- Passage shown -
David: Well that’s what I said years ago about my dad and Starbucks. A recession is when your neighbor loses the Starbucks down the street from him. It’s a depression when you lose the Starbucks down the street from you. He’s a bit of a chai tea addict.

Kevin: Well, and speaking of recession, because it’s strange actually talking about central bankers wanting to raise the unemployment rate, but that’s exactly what they’re doing. When people are fully employed, like we’re as about as close as you get to fully employed, they borrow more money. There’s been quite a bit more money borrowed here recently over the last couple of quarters. If that were to change, if jobs were to be lost, that would be a problem, wouldn’t it?

David: Well I think you certainly see a directional shift in terms of credit creation, and we had massive numbers coming through the first three quarters, and we don’t have the fourth quarter reported yet. So without Q4 numbers we can’t tally 2022. But through the third quarter, the numbers were staggering. Bank loans surpassed a trillion dollars in the first three quarters compared with the annual average over the past decade of 467 billion. So double the bank loans. You look at broader measures of credit creation, 2022 will be second only to 2020 in terms of credit growth. And these are staggering numbers in any period of time. And we weren’t really in crisis mode as we were in 2020. 

So all this credit creation, I think actually, when the fourth quarter comes through, we’ll begin to see that perhaps the extremes of debt creation were somewhere between the third and fourth quarter, and now we see some credit contraction, which to your point a minute ago is the object of slowing demand. You raise interest rates so that there is a slowing of loan growth, a slowing of business activity, a slowing of consumption. This is planned. And I’m not saying that in a nefarious way, or you— somehow, the Fed cabal is screwing over our economy. They’re trying to moderate extreme growth, and I frankly don’t think it’s their job to do that in the first place. But this is Keynesian economics at its best. Demand management—

Kevin: As long as you’ve got the country that controls the currency and controls the oil and, let’s face it, the exorbitant privilege that we’ve had as the reserve currency of the world since the mid-’40s, okay, Bretton Woods, when that was put together. We’ve been able to print as much as we want, and the rest of the world has had to buy all of their oil in dollars. There’s cracks in that right now. Does that change? You’re talking about Keynesian economics and being able to control everything. What changes when you no longer have the hegemon of the world? Let’s say the oil is traded in yuan? What does that look like?

- Written problem -
According to the conversation on credit and recession, what does David say interest rates are raised to slow? List each one.

- Stored rows -
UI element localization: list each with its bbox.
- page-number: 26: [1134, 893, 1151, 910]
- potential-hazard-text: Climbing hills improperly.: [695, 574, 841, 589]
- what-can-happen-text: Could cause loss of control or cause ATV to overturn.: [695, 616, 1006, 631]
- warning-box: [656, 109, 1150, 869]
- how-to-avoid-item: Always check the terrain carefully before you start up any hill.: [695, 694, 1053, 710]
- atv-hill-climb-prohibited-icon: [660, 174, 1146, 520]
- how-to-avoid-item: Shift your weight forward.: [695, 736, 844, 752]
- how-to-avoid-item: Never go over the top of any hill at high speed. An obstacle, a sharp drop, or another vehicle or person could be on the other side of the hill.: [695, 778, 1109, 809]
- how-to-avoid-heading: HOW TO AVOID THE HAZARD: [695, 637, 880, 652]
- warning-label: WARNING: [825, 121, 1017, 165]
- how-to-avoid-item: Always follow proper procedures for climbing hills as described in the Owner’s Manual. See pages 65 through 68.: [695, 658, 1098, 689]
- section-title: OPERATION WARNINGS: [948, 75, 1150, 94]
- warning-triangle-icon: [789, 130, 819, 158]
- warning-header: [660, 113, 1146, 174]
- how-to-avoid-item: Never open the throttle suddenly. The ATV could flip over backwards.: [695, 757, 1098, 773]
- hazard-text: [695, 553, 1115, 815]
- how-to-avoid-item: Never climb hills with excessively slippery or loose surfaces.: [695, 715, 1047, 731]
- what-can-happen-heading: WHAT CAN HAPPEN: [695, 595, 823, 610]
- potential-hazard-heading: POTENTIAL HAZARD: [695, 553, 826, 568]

- Exercise answer -
- Loan growth
- Business activity
- Consumption